**Your objective**
Extract, from the listing that follows, each line containing the word "title".

**Data records**
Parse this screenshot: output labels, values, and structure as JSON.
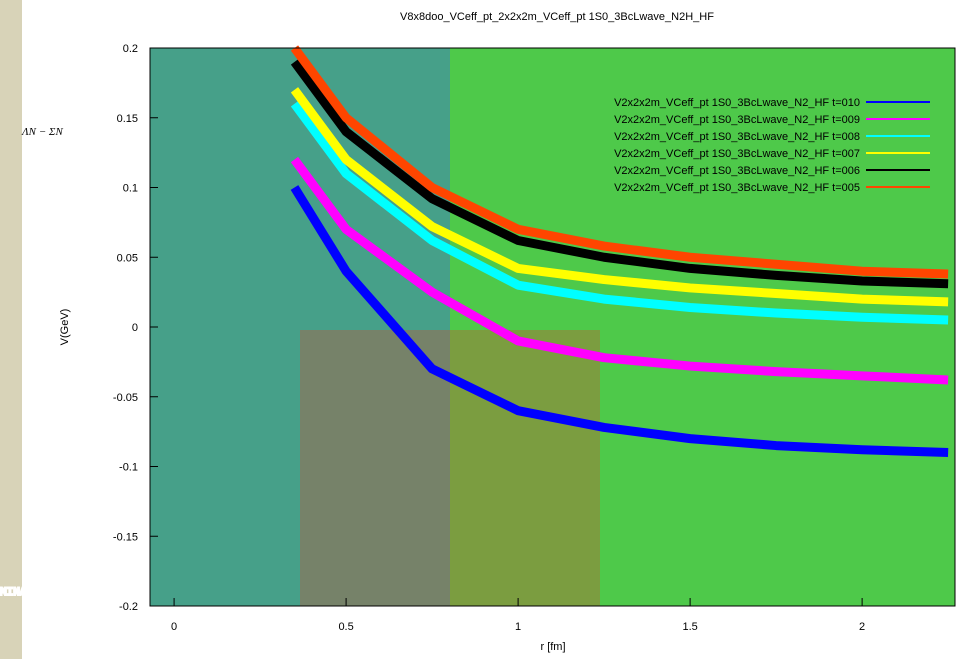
{
  "chart_data": {
    "type": "line",
    "title": "V8x8doo_VCeff_pt_2x2x2m_VCeff_pt 1S0_3BcLwave_N2H_HF",
    "xlabel": "r [fm]",
    "ylabel": "V(GeV)",
    "overlay_label": "ΛN − ΣN",
    "watermark": "MINARY",
    "x": [
      0.35,
      0.5,
      0.75,
      1,
      1.25,
      1.5,
      1.75,
      2,
      2.25
    ],
    "series": [
      {
        "name": "V2x2x2m_VCeff_pt 1S0_3BcLwave_N2_HF t=010",
        "color": "#0000ff",
        "values": [
          0.1,
          0.04,
          -0.03,
          -0.06,
          -0.072,
          -0.08,
          -0.085,
          -0.088,
          -0.09
        ]
      },
      {
        "name": "V2x2x2m_VCeff_pt 1S0_3BcLwave_N2_HF t=009",
        "color": "#ff00ff",
        "values": [
          0.12,
          0.07,
          0.025,
          -0.01,
          -0.022,
          -0.028,
          -0.032,
          -0.035,
          -0.038
        ]
      },
      {
        "name": "V2x2x2m_VCeff_pt 1S0_3BcLwave_N2_HF t=008",
        "color": "#00ffff",
        "values": [
          0.16,
          0.11,
          0.062,
          0.03,
          0.02,
          0.014,
          0.01,
          0.007,
          0.005
        ]
      },
      {
        "name": "V2x2x2m_VCeff_pt 1S0_3BcLwave_N2_HF t=007",
        "color": "#ffff00",
        "values": [
          0.17,
          0.12,
          0.072,
          0.042,
          0.034,
          0.028,
          0.024,
          0.02,
          0.018
        ]
      },
      {
        "name": "V2x2x2m_VCeff_pt 1S0_3BcLwave_N2_HF t=006",
        "color": "#000000",
        "values": [
          0.19,
          0.14,
          0.092,
          0.062,
          0.05,
          0.042,
          0.037,
          0.033,
          0.031
        ]
      },
      {
        "name": "V2x2x2m_VCeff_pt 1S0_3BcLwave_N2_HF t=005",
        "color": "#ff4500",
        "values": [
          0.2,
          0.15,
          0.1,
          0.07,
          0.058,
          0.05,
          0.045,
          0.04,
          0.038
        ]
      }
    ],
    "xlim": [
      -0.07,
      2.27
    ],
    "ylim": [
      -0.2,
      0.2
    ],
    "xticks": [
      0,
      0.5,
      1,
      1.5,
      2
    ],
    "yticks": [
      -0.2,
      -0.15,
      -0.1,
      -0.05,
      0,
      0.05,
      0.1,
      0.15,
      0.2
    ],
    "legend": "upper right"
  }
}
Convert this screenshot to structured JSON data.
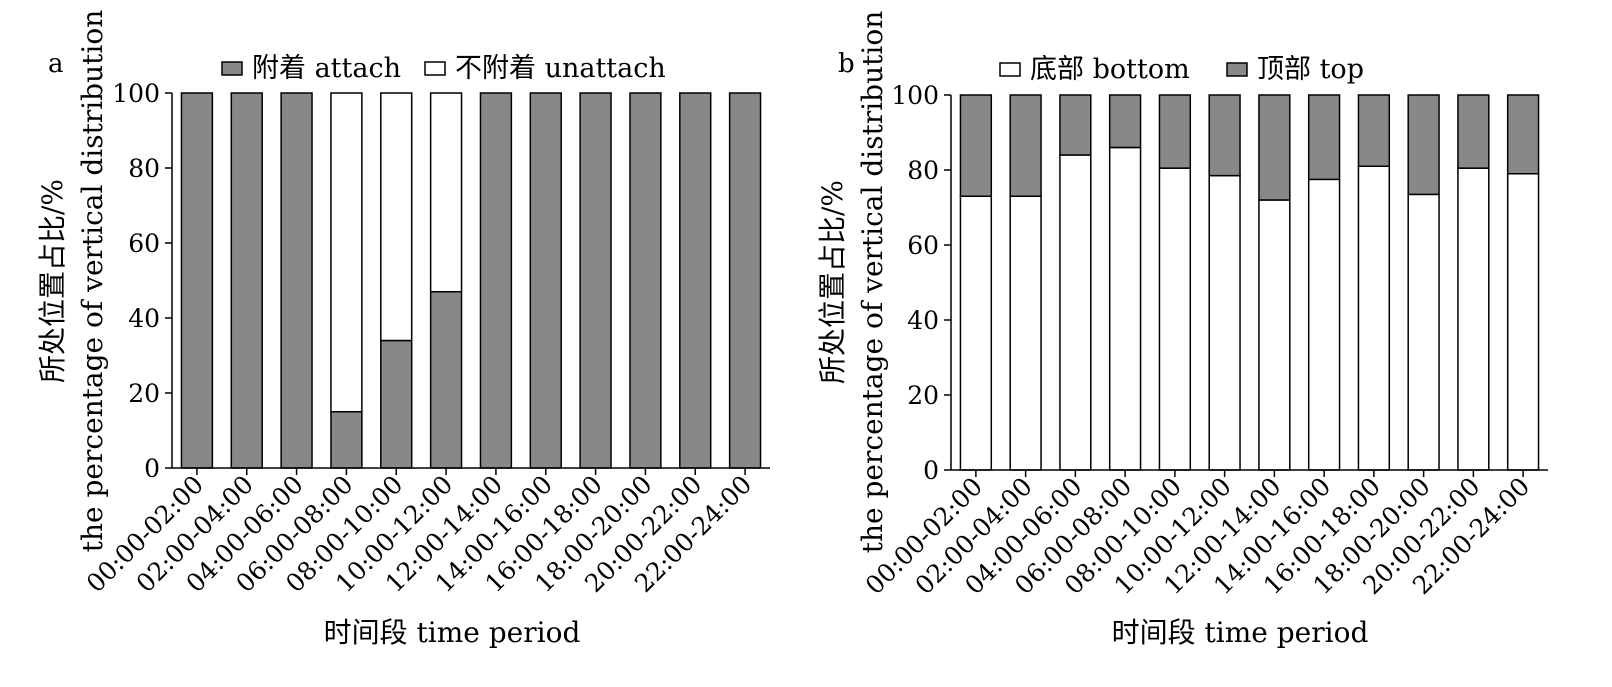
{
  "chart_data": [
    {
      "type": "bar",
      "stacked": true,
      "panel_label": "a",
      "categories": [
        "00:00-02:00",
        "02:00-04:00",
        "04:00-06:00",
        "06:00-08:00",
        "08:00-10:00",
        "10:00-12:00",
        "12:00-14:00",
        "14:00-16:00",
        "16:00-18:00",
        "18:00-20:00",
        "20:00-22:00",
        "22:00-24:00"
      ],
      "series": [
        {
          "name": "附着 attach",
          "color": "#888888",
          "values": [
            100,
            100,
            100,
            15,
            34,
            47,
            100,
            100,
            100,
            100,
            100,
            100
          ]
        },
        {
          "name": "不附着 unattach",
          "color": "#ffffff",
          "values": [
            0,
            0,
            0,
            85,
            66,
            53,
            0,
            0,
            0,
            0,
            0,
            0
          ]
        }
      ],
      "xlabel": "时间段 time period",
      "ylabel": "所处位置占比/%",
      "ylabel2": "the percentage of vertical distribution",
      "ylim": [
        0,
        100
      ],
      "yticks": [
        0,
        20,
        40,
        60,
        80,
        100
      ],
      "grid": false,
      "legend": "top"
    },
    {
      "type": "bar",
      "stacked": true,
      "panel_label": "b",
      "categories": [
        "00:00-02:00",
        "02:00-04:00",
        "04:00-06:00",
        "06:00-08:00",
        "08:00-10:00",
        "10:00-12:00",
        "12:00-14:00",
        "14:00-16:00",
        "16:00-18:00",
        "18:00-20:00",
        "20:00-22:00",
        "22:00-24:00"
      ],
      "series": [
        {
          "name": "底部 bottom",
          "color": "#ffffff",
          "values": [
            73,
            73,
            84,
            86,
            80.5,
            78.5,
            72,
            77.5,
            81,
            73.5,
            80.5,
            79
          ]
        },
        {
          "name": "顶部 top",
          "color": "#888888",
          "values": [
            27,
            27,
            16,
            14,
            19.5,
            21.5,
            28,
            22.5,
            19,
            26.5,
            19.5,
            21
          ]
        }
      ],
      "xlabel": "时间段 time period",
      "ylabel": "所处位置占比/%",
      "ylabel2": "the percentage of vertical distribution",
      "ylim": [
        0,
        100
      ],
      "yticks": [
        0,
        20,
        40,
        60,
        80,
        100
      ],
      "grid": false,
      "legend": "top"
    }
  ]
}
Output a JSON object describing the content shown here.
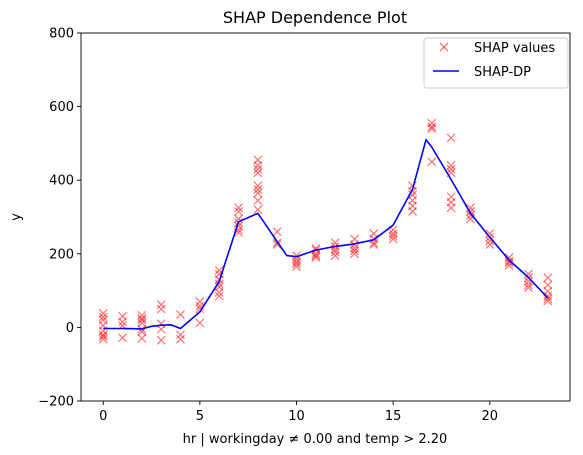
{
  "chart_data": {
    "type": "scatter",
    "title": "SHAP Dependence Plot",
    "xlabel": "hr | workingday ≠ 0.00 and temp > 2.20",
    "ylabel": "y",
    "xlim": [
      -1.15,
      24.15
    ],
    "ylim": [
      -200,
      800
    ],
    "x_ticks": [
      0,
      5,
      10,
      15,
      20
    ],
    "y_ticks": [
      -200,
      0,
      200,
      400,
      600,
      800
    ],
    "legend_position": "top-right",
    "grid": false,
    "series": [
      {
        "name": "SHAP values",
        "kind": "marker-x",
        "color": "#ff0000",
        "points": [
          [
            0,
            38
          ],
          [
            0,
            28
          ],
          [
            0,
            20
          ],
          [
            0,
            5
          ],
          [
            0,
            -10
          ],
          [
            0,
            -20
          ],
          [
            0,
            -25
          ],
          [
            0,
            -32
          ],
          [
            1,
            30
          ],
          [
            1,
            15
          ],
          [
            1,
            5
          ],
          [
            1,
            -28
          ],
          [
            2,
            33
          ],
          [
            2,
            25
          ],
          [
            2,
            20
          ],
          [
            2,
            12
          ],
          [
            2,
            -5
          ],
          [
            2,
            -12
          ],
          [
            2,
            -30
          ],
          [
            3,
            62
          ],
          [
            3,
            50
          ],
          [
            3,
            10
          ],
          [
            3,
            -5
          ],
          [
            3,
            -35
          ],
          [
            4,
            35
          ],
          [
            4,
            -20
          ],
          [
            4,
            -32
          ],
          [
            5,
            70
          ],
          [
            5,
            58
          ],
          [
            5,
            50
          ],
          [
            5,
            12
          ],
          [
            6,
            155
          ],
          [
            6,
            145
          ],
          [
            6,
            130
          ],
          [
            6,
            118
          ],
          [
            6,
            110
          ],
          [
            6,
            95
          ],
          [
            6,
            85
          ],
          [
            7,
            325
          ],
          [
            7,
            315
          ],
          [
            7,
            295
          ],
          [
            7,
            285
          ],
          [
            7,
            275
          ],
          [
            7,
            265
          ],
          [
            7,
            258
          ],
          [
            8,
            455
          ],
          [
            8,
            440
          ],
          [
            8,
            430
          ],
          [
            8,
            420
          ],
          [
            8,
            385
          ],
          [
            8,
            375
          ],
          [
            8,
            365
          ],
          [
            8,
            345
          ],
          [
            8,
            320
          ],
          [
            9,
            260
          ],
          [
            9,
            230
          ],
          [
            9,
            225
          ],
          [
            10,
            195
          ],
          [
            10,
            185
          ],
          [
            10,
            178
          ],
          [
            10,
            172
          ],
          [
            10,
            165
          ],
          [
            11,
            215
          ],
          [
            11,
            210
          ],
          [
            11,
            200
          ],
          [
            11,
            195
          ],
          [
            11,
            190
          ],
          [
            12,
            230
          ],
          [
            12,
            220
          ],
          [
            12,
            212
          ],
          [
            12,
            205
          ],
          [
            12,
            195
          ],
          [
            13,
            240
          ],
          [
            13,
            225
          ],
          [
            13,
            215
          ],
          [
            13,
            208
          ],
          [
            13,
            200
          ],
          [
            14,
            255
          ],
          [
            14,
            240
          ],
          [
            14,
            230
          ],
          [
            14,
            225
          ],
          [
            15,
            265
          ],
          [
            15,
            255
          ],
          [
            15,
            248
          ],
          [
            15,
            240
          ],
          [
            16,
            385
          ],
          [
            16,
            370
          ],
          [
            16,
            360
          ],
          [
            16,
            345
          ],
          [
            16,
            330
          ],
          [
            16,
            315
          ],
          [
            17,
            555
          ],
          [
            17,
            545
          ],
          [
            17,
            540
          ],
          [
            17,
            450
          ],
          [
            18,
            515
          ],
          [
            18,
            440
          ],
          [
            18,
            430
          ],
          [
            18,
            420
          ],
          [
            18,
            355
          ],
          [
            18,
            340
          ],
          [
            18,
            325
          ],
          [
            19,
            325
          ],
          [
            19,
            315
          ],
          [
            19,
            305
          ],
          [
            19,
            295
          ],
          [
            20,
            255
          ],
          [
            20,
            245
          ],
          [
            20,
            235
          ],
          [
            20,
            225
          ],
          [
            21,
            190
          ],
          [
            21,
            180
          ],
          [
            21,
            175
          ],
          [
            21,
            168
          ],
          [
            22,
            145
          ],
          [
            22,
            135
          ],
          [
            22,
            125
          ],
          [
            22,
            115
          ],
          [
            22,
            108
          ],
          [
            23,
            135
          ],
          [
            23,
            115
          ],
          [
            23,
            98
          ],
          [
            23,
            85
          ],
          [
            23,
            78
          ],
          [
            23,
            72
          ]
        ]
      },
      {
        "name": "SHAP-DP",
        "kind": "line",
        "color": "#0000ff",
        "points": [
          [
            0,
            -3
          ],
          [
            1,
            -3
          ],
          [
            2,
            -4
          ],
          [
            2.5,
            3
          ],
          [
            3,
            6
          ],
          [
            3.5,
            7
          ],
          [
            4,
            -3
          ],
          [
            5,
            42
          ],
          [
            6,
            125
          ],
          [
            7,
            287
          ],
          [
            8,
            310
          ],
          [
            9,
            233
          ],
          [
            9.5,
            195
          ],
          [
            10,
            192
          ],
          [
            11,
            210
          ],
          [
            12,
            220
          ],
          [
            13,
            227
          ],
          [
            14,
            238
          ],
          [
            15,
            278
          ],
          [
            16,
            375
          ],
          [
            16.7,
            510
          ],
          [
            17,
            490
          ],
          [
            18,
            402
          ],
          [
            19,
            310
          ],
          [
            20,
            245
          ],
          [
            21,
            183
          ],
          [
            22,
            136
          ],
          [
            23,
            80
          ]
        ]
      }
    ]
  }
}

**Exercise solution**
    "title": "V8x8doo_VCeff_pt_2x2x2m_VCeff_pt 1S0_3BcLwave_N2H_HF",
    "title": "SHAP Dependence Plot",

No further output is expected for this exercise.